Data entries for graphics:
** Begin **
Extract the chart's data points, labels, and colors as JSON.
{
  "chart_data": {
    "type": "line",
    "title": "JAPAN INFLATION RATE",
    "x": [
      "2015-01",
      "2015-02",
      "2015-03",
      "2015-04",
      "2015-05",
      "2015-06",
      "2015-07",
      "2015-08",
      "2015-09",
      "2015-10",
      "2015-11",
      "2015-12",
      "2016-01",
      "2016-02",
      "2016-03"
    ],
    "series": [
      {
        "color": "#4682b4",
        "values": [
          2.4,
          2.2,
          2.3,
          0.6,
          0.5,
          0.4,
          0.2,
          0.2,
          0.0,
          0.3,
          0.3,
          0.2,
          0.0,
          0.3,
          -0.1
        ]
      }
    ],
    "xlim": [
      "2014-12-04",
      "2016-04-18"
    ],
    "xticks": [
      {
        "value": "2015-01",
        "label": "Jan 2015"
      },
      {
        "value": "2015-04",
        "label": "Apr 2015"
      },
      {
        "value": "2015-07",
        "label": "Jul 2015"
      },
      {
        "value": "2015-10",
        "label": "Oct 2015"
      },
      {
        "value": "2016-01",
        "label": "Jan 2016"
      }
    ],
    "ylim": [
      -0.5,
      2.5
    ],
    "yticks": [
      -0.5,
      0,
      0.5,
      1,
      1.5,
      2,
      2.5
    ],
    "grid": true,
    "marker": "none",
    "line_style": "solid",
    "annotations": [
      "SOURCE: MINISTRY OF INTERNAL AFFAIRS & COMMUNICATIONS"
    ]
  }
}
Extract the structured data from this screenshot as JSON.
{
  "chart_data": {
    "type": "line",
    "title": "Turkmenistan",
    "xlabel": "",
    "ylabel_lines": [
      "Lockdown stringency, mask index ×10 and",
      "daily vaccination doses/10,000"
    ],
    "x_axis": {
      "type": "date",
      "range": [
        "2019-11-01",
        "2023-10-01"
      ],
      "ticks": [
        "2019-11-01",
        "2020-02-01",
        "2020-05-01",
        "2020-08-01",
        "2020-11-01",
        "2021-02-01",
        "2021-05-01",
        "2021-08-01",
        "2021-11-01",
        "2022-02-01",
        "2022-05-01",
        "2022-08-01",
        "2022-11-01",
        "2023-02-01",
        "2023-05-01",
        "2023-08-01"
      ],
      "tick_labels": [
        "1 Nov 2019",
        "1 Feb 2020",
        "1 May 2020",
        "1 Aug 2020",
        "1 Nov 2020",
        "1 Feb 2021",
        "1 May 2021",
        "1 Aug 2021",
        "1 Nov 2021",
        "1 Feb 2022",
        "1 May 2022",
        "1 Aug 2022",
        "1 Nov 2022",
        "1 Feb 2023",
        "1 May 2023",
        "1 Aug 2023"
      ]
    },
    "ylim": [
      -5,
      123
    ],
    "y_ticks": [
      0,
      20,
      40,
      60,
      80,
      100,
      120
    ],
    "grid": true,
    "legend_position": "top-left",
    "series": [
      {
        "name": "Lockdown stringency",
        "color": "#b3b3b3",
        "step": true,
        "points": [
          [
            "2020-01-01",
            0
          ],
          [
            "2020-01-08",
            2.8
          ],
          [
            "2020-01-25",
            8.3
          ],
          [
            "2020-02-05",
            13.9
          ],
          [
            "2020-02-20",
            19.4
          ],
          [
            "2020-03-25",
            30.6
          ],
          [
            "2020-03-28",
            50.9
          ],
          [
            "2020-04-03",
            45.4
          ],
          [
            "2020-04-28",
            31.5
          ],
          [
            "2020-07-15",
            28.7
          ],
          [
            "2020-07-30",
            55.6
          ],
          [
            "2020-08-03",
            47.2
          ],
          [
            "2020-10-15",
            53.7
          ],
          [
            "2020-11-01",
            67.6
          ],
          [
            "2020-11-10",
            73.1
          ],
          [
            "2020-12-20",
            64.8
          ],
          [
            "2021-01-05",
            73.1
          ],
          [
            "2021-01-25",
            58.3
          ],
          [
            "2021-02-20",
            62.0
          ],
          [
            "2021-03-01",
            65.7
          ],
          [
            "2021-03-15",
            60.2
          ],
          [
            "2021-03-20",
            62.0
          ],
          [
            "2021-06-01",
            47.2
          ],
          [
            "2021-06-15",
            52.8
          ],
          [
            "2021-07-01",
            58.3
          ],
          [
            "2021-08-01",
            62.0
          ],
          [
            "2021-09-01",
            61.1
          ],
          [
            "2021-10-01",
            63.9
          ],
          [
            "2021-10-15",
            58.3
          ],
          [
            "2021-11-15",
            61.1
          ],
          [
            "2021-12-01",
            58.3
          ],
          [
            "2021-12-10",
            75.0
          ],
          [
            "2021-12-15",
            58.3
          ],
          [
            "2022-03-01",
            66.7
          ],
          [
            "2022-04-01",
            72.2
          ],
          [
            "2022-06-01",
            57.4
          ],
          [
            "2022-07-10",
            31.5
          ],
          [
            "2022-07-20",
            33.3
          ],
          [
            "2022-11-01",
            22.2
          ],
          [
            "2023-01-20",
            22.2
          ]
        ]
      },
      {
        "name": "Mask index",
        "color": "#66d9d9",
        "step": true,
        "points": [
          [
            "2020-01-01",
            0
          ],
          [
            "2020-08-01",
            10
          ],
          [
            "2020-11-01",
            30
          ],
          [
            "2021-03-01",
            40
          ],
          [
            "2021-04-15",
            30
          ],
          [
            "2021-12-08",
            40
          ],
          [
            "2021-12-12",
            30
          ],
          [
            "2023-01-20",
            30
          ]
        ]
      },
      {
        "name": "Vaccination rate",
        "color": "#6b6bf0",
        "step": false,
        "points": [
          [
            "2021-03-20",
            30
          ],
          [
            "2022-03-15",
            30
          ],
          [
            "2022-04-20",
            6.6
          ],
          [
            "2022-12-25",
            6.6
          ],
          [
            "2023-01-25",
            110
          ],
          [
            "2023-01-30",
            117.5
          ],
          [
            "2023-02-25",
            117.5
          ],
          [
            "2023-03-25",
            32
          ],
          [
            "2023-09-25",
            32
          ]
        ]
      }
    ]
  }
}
** End **
CHALLENGE: Extract, from the material above, each line holding the word "stringency".

ANSWER IN FULL:
      "Lockdown stringency, mask index ×10 and",
        "name": "Lockdown stringency",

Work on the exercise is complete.